Prompt -> Output the material exactly, but drop every image it holds.

Information given ->
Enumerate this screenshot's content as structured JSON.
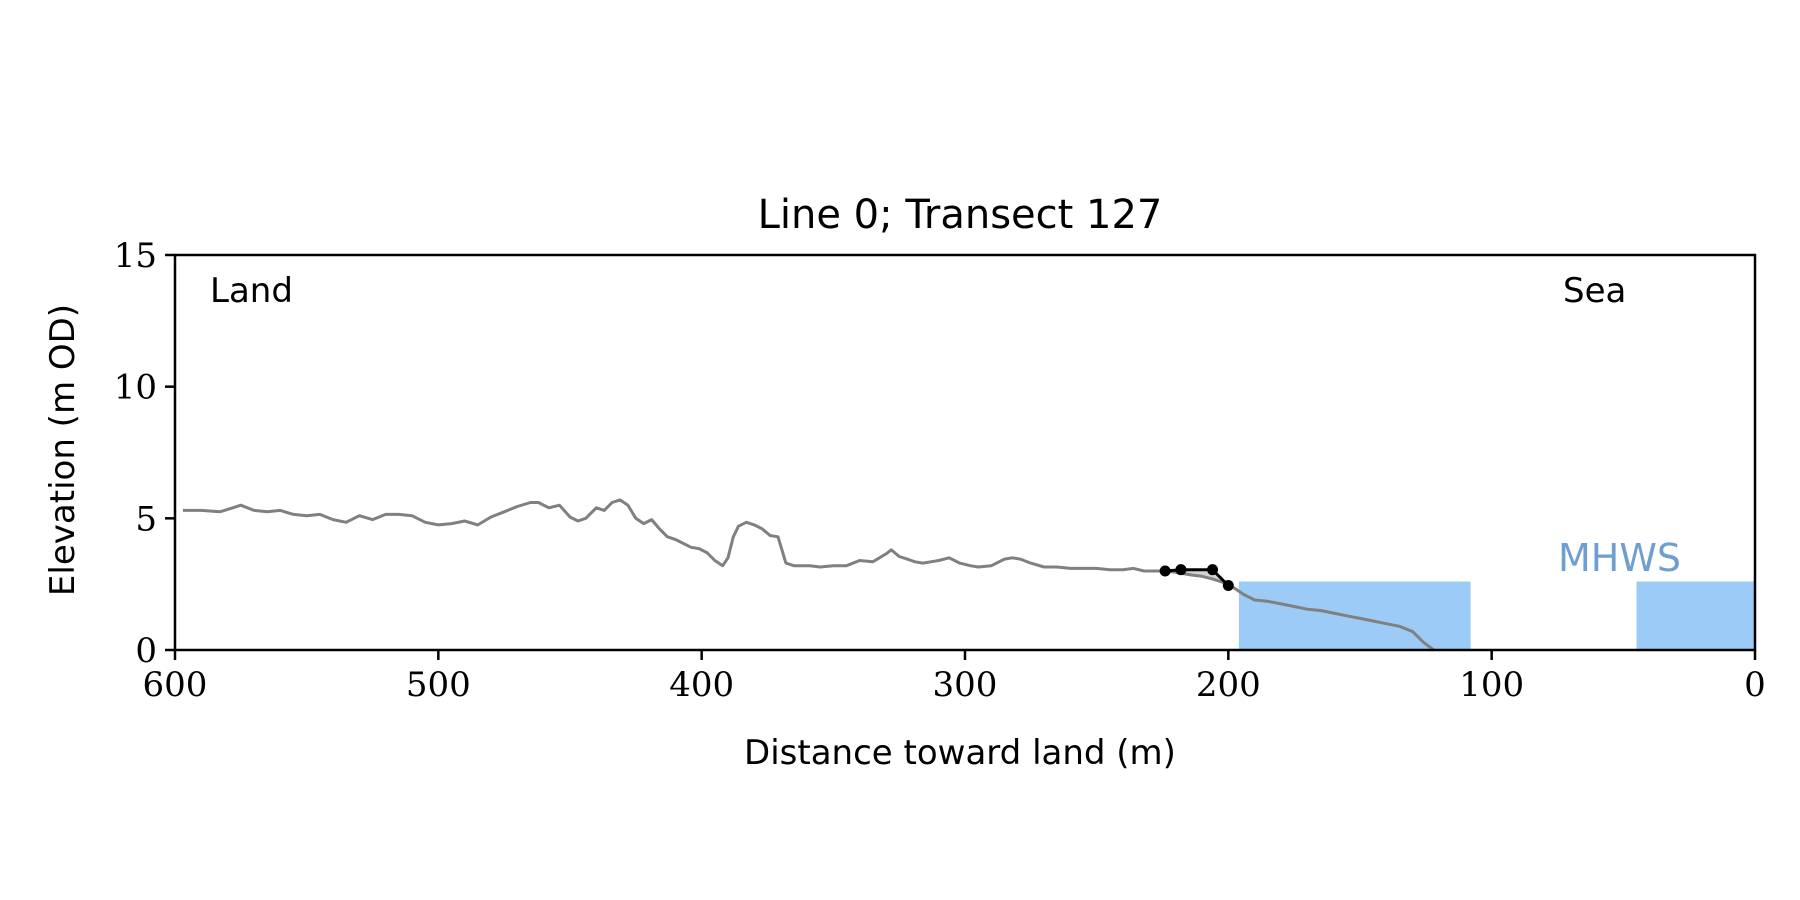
{
  "chart_data": {
    "type": "line",
    "title": "Line 0; Transect 127",
    "xlabel": "Distance toward land (m)",
    "ylabel": "Elevation (m OD)",
    "xlim": [
      600,
      0
    ],
    "ylim": [
      0,
      15
    ],
    "x_ticks": [
      600,
      500,
      400,
      300,
      200,
      100,
      0
    ],
    "y_ticks": [
      0,
      5,
      10,
      15
    ],
    "annotations": {
      "left": "Land",
      "right": "Sea",
      "water_label": "MHWS"
    },
    "colors": {
      "profile": "#808080",
      "feature": "#000000",
      "water": "#9dcbf7",
      "water_label": "#6f9fcf",
      "fill": "#d3d3d3"
    },
    "mhws": {
      "elevation": 2.6,
      "segments": [
        [
          196,
          108
        ],
        [
          45,
          0
        ]
      ]
    },
    "profile": {
      "name": "",
      "x": [
        597,
        590,
        583,
        578,
        575,
        570,
        565,
        560,
        555,
        550,
        545,
        540,
        535,
        530,
        525,
        520,
        515,
        510,
        505,
        500,
        495,
        490,
        485,
        480,
        475,
        470,
        465,
        462,
        458,
        454,
        450,
        447,
        444,
        440,
        437,
        434,
        431,
        428,
        425,
        422,
        419,
        416,
        413,
        410,
        407,
        404,
        401,
        398,
        395,
        392,
        390,
        388,
        386,
        383,
        380,
        377,
        374,
        371,
        368,
        365,
        362,
        359,
        355,
        350,
        345,
        340,
        335,
        330,
        328,
        325,
        322,
        319,
        316,
        313,
        310,
        306,
        302,
        298,
        295,
        290,
        285,
        282,
        279,
        275,
        270,
        265,
        260,
        255,
        250,
        245,
        240,
        236,
        232,
        228,
        224,
        220,
        217,
        214,
        210,
        206,
        203,
        200,
        197,
        194,
        190,
        185,
        180,
        175,
        170,
        165,
        160,
        155,
        150,
        145,
        140,
        135,
        130,
        126,
        122
      ],
      "y": [
        5.3,
        5.3,
        5.25,
        5.4,
        5.5,
        5.3,
        5.25,
        5.3,
        5.15,
        5.1,
        5.15,
        4.95,
        4.85,
        5.1,
        4.95,
        5.15,
        5.15,
        5.1,
        4.85,
        4.75,
        4.8,
        4.9,
        4.75,
        5.05,
        5.25,
        5.45,
        5.6,
        5.6,
        5.4,
        5.5,
        5.05,
        4.9,
        5.0,
        5.4,
        5.3,
        5.6,
        5.7,
        5.5,
        5.0,
        4.8,
        4.95,
        4.6,
        4.3,
        4.2,
        4.05,
        3.9,
        3.85,
        3.7,
        3.4,
        3.2,
        3.5,
        4.3,
        4.7,
        4.85,
        4.75,
        4.6,
        4.35,
        4.3,
        3.3,
        3.2,
        3.2,
        3.2,
        3.15,
        3.2,
        3.2,
        3.4,
        3.35,
        3.65,
        3.8,
        3.55,
        3.45,
        3.35,
        3.3,
        3.35,
        3.4,
        3.5,
        3.3,
        3.2,
        3.15,
        3.2,
        3.45,
        3.5,
        3.45,
        3.3,
        3.15,
        3.15,
        3.1,
        3.1,
        3.1,
        3.05,
        3.05,
        3.1,
        3.0,
        3.0,
        3.0,
        2.95,
        2.9,
        2.85,
        2.8,
        2.7,
        2.6,
        2.5,
        2.3,
        2.1,
        1.9,
        1.85,
        1.75,
        1.65,
        1.55,
        1.5,
        1.4,
        1.3,
        1.2,
        1.1,
        1.0,
        0.9,
        0.7,
        0.3,
        0.0
      ]
    },
    "feature": {
      "x": [
        224,
        218,
        206,
        200
      ],
      "y": [
        3.0,
        3.05,
        3.05,
        2.45
      ]
    }
  }
}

Written answer ->
Enumerate this screenshot's content as structured JSON.
{
  "chart_data": {
    "type": "line",
    "title": "Line 0; Transect 127",
    "xlabel": "Distance toward land (m)",
    "ylabel": "Elevation (m OD)",
    "xlim": [
      600,
      0
    ],
    "ylim": [
      0,
      15
    ],
    "x_ticks": [
      600,
      500,
      400,
      300,
      200,
      100,
      0
    ],
    "y_ticks": [
      0,
      5,
      10,
      15
    ],
    "annotations": {
      "left": "Land",
      "right": "Sea",
      "water_label": "MHWS"
    },
    "colors": {
      "profile": "#808080",
      "feature": "#000000",
      "water": "#9dcbf7",
      "water_label": "#6f9fcf",
      "fill": "#d3d3d3"
    },
    "mhws": {
      "elevation": 2.6,
      "segments": [
        [
          196,
          108
        ],
        [
          45,
          0
        ]
      ]
    },
    "profile": {
      "name": "",
      "x": [
        597,
        590,
        583,
        578,
        575,
        570,
        565,
        560,
        555,
        550,
        545,
        540,
        535,
        530,
        525,
        520,
        515,
        510,
        505,
        500,
        495,
        490,
        485,
        480,
        475,
        470,
        465,
        462,
        458,
        454,
        450,
        447,
        444,
        440,
        437,
        434,
        431,
        428,
        425,
        422,
        419,
        416,
        413,
        410,
        407,
        404,
        401,
        398,
        395,
        392,
        390,
        388,
        386,
        383,
        380,
        377,
        374,
        371,
        368,
        365,
        362,
        359,
        355,
        350,
        345,
        340,
        335,
        330,
        328,
        325,
        322,
        319,
        316,
        313,
        310,
        306,
        302,
        298,
        295,
        290,
        285,
        282,
        279,
        275,
        270,
        265,
        260,
        255,
        250,
        245,
        240,
        236,
        232,
        228,
        224,
        220,
        217,
        214,
        210,
        206,
        203,
        200,
        197,
        194,
        190,
        185,
        180,
        175,
        170,
        165,
        160,
        155,
        150,
        145,
        140,
        135,
        130,
        126,
        122
      ],
      "y": [
        5.3,
        5.3,
        5.25,
        5.4,
        5.5,
        5.3,
        5.25,
        5.3,
        5.15,
        5.1,
        5.15,
        4.95,
        4.85,
        5.1,
        4.95,
        5.15,
        5.15,
        5.1,
        4.85,
        4.75,
        4.8,
        4.9,
        4.75,
        5.05,
        5.25,
        5.45,
        5.6,
        5.6,
        5.4,
        5.5,
        5.05,
        4.9,
        5.0,
        5.4,
        5.3,
        5.6,
        5.7,
        5.5,
        5.0,
        4.8,
        4.95,
        4.6,
        4.3,
        4.2,
        4.05,
        3.9,
        3.85,
        3.7,
        3.4,
        3.2,
        3.5,
        4.3,
        4.7,
        4.85,
        4.75,
        4.6,
        4.35,
        4.3,
        3.3,
        3.2,
        3.2,
        3.2,
        3.15,
        3.2,
        3.2,
        3.4,
        3.35,
        3.65,
        3.8,
        3.55,
        3.45,
        3.35,
        3.3,
        3.35,
        3.4,
        3.5,
        3.3,
        3.2,
        3.15,
        3.2,
        3.45,
        3.5,
        3.45,
        3.3,
        3.15,
        3.15,
        3.1,
        3.1,
        3.1,
        3.05,
        3.05,
        3.1,
        3.0,
        3.0,
        3.0,
        2.95,
        2.9,
        2.85,
        2.8,
        2.7,
        2.6,
        2.5,
        2.3,
        2.1,
        1.9,
        1.85,
        1.75,
        1.65,
        1.55,
        1.5,
        1.4,
        1.3,
        1.2,
        1.1,
        1.0,
        0.9,
        0.7,
        0.3,
        0.0
      ]
    },
    "feature": {
      "x": [
        224,
        218,
        206,
        200
      ],
      "y": [
        3.0,
        3.05,
        3.05,
        2.45
      ]
    }
  }
}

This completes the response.